# GIVEN INSTRUCTION:
Repeat each record exactly as written, and drop any images.
— Begin RECORDS FOR PROCESSING —
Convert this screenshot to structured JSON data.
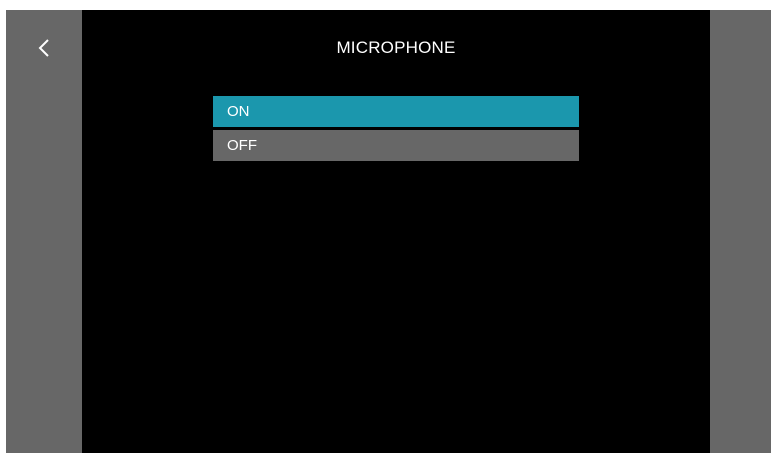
{
  "header": {
    "title": "MICROPHONE",
    "back_icon": "chevron-left-icon"
  },
  "options": [
    {
      "label": "ON",
      "selected": true
    },
    {
      "label": "OFF",
      "selected": false
    }
  ],
  "colors": {
    "background": "#000000",
    "side_panel": "#676767",
    "selected": "#1b97ad",
    "unselected": "#676767",
    "text": "#ffffff"
  }
}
— End RECORDS FOR PROCESSING —
# FULL RESPONSE:
Convert this screenshot to structured JSON data.
{
  "header": {
    "title": "MICROPHONE",
    "back_icon": "chevron-left-icon"
  },
  "options": [
    {
      "label": "ON",
      "selected": true
    },
    {
      "label": "OFF",
      "selected": false
    }
  ],
  "colors": {
    "background": "#000000",
    "side_panel": "#676767",
    "selected": "#1b97ad",
    "unselected": "#676767",
    "text": "#ffffff"
  }
}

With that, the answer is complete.